→ **Selected text**
=====

Saturday 19 September 2015

Technology and Governance

Disclaimer: The following is based on online research and may not be a complete account of the technology situation in government.

With that said, shall we begin.

There was a time when computers were rare in government, only available to a select few. Those days are long gone and we should be happy with that but we question to what degree this technology is helping our leaders govern our country. I ask the question, "is having computers in a ministry enough?" The answer is most certainly not.

For ministries like Finance, Commerce and any of the rest that do number crunching, the use of technology is more evident. They churn out expenditure reports, budgets etc. For others like Foreign Affairs, Works and Supply, they obvious do have reports being created what remains to be seen is the extent to which processes and decisions are built on the backbone of ICT. If a spot request was made for the number of vehicles on the government books, which are runners and the like, how long would it take to get a response? Do ministers rely on computer based Management Information for decision making? Government would gladly sign off expenditure on a management information system to be set up as an information repository and/or report generator. What needs to be seen is the will to make full use of such a system.

What do we need to do to improve governance?

A lot. To start with, mindset or cultural change. I remember a photo of the late Michael Chilufya Sata, may his soul rest in peace, hard at  work at his desk with mountains of paper work and no computer in sight. If I could ask him, he'd say computers are before his time and a needless bother. As the generation of leaders gets younger, we need more emphasis from them on rooting how the country is managed. It should not be seen as "by the way" thing.

Record keeping should be computerised. A paperless government may be pushing it but if 40% of the paper stored in archives can be cut out, imagine the space freed up and the cost of that paper channelled to other things or banked as savings.

Our registration systems need to be linked or made into one. When you get a National Registration Card (NRC), getting a passport should be seamless as the passport office can make an easy query for the rest of the information required. Extend it to birth and death certificates, as well as voters registration. Plus road licencing.

As part of the freedom to information bill,every government wing must make available key operating data and information for the public to use in their research or to know what that said wing is doing. Of course, this does not mean giving us classified information but a good amount of it on websites. Having a website as a ministry should be the norm not the exception. As a side note, I was very disappointed by the Bank of Zambia website when I was looking for old quarterly statements for financial institutions. I found nothing. Maybe I was looking in the wrong place. Information is key in decision making, our leaders need to put the processing of such information as a priority. ICT gives them this capability.

All parts of government should have computer systems to take away this manual paper-filled routine we have grown to accept. The Ministry of Lands has a computerised database of deeds, why shouldn't the home affairs one have a database of fingerprints, criminal records, etc?

=====

→ **Your objective**
Answer these questions about the post on technology and governance:
(a) Which ministry already has a computerized database of deeds?
(b) What share of the paper stored in archives does the post suggest cutting out?
(c) Which institution's website left the writer disappointed, and what was the writer looking for there?

[Recorded data]

=====

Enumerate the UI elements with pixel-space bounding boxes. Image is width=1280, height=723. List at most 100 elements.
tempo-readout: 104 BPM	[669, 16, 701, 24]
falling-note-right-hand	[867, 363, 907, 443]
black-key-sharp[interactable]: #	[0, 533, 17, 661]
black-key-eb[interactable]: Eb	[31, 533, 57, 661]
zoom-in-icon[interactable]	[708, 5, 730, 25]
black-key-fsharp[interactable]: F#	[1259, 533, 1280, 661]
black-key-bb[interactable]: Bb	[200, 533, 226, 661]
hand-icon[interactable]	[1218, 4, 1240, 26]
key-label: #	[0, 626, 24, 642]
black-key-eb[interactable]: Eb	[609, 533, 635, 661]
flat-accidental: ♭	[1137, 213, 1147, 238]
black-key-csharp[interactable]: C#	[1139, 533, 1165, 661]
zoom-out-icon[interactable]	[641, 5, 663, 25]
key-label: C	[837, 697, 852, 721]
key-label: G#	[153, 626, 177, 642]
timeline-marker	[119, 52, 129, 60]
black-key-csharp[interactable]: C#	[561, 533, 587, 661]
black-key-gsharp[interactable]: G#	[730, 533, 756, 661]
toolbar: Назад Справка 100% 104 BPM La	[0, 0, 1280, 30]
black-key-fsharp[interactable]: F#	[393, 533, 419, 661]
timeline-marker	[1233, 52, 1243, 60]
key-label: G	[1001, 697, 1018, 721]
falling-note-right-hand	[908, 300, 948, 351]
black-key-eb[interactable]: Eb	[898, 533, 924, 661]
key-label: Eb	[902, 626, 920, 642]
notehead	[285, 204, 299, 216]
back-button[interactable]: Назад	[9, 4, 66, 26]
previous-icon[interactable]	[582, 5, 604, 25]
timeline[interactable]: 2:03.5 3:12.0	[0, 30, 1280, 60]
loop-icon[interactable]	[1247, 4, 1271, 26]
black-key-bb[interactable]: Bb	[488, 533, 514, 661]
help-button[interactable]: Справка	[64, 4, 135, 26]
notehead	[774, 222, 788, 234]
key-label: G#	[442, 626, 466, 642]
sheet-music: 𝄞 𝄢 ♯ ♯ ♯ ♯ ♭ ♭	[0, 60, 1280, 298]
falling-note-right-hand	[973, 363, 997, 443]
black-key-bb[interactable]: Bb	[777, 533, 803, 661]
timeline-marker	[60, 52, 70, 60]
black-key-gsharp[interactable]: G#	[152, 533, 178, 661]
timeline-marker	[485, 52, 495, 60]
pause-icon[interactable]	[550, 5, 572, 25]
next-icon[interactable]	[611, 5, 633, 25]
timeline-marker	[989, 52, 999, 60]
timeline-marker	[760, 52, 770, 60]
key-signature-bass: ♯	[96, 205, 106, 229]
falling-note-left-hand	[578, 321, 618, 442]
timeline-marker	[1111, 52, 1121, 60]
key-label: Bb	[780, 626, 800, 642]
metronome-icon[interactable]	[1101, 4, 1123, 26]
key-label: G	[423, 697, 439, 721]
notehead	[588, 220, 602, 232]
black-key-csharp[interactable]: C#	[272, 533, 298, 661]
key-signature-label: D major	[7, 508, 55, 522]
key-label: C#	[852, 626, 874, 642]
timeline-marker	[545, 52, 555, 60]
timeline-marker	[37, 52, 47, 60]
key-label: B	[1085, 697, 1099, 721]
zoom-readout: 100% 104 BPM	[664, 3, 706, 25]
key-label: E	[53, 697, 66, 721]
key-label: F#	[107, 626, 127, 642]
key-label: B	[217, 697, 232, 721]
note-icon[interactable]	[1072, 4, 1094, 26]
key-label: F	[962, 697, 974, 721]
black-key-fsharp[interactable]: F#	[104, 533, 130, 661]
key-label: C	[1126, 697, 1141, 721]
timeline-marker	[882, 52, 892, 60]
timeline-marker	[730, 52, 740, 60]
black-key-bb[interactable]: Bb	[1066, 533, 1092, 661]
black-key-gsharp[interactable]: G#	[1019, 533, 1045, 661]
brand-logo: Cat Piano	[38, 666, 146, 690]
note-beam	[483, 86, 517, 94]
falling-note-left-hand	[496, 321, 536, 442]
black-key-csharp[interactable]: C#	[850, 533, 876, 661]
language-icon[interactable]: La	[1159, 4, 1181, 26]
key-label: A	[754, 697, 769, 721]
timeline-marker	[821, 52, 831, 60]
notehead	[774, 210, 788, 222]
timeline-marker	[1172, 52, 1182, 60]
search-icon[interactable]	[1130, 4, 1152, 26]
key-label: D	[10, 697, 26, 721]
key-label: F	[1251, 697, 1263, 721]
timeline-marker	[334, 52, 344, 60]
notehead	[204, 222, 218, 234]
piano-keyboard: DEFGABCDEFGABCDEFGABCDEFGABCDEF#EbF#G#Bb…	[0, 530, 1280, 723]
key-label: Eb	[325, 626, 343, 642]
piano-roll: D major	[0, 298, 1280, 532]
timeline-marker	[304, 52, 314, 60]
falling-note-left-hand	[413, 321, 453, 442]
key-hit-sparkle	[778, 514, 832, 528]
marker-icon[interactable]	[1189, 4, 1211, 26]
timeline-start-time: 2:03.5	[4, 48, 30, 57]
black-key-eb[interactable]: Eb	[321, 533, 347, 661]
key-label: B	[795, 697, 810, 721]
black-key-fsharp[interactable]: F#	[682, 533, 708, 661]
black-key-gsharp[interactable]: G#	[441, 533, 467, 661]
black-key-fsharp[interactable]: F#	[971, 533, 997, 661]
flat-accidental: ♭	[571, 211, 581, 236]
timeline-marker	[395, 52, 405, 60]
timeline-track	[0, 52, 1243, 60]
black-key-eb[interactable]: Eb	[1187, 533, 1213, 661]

=====

→ **Response box**
(a) The Ministry of Lands.
(b) 40%.
(c) The Bank of Zambia website. The writer was looking for old quarterly statements for financial institutions.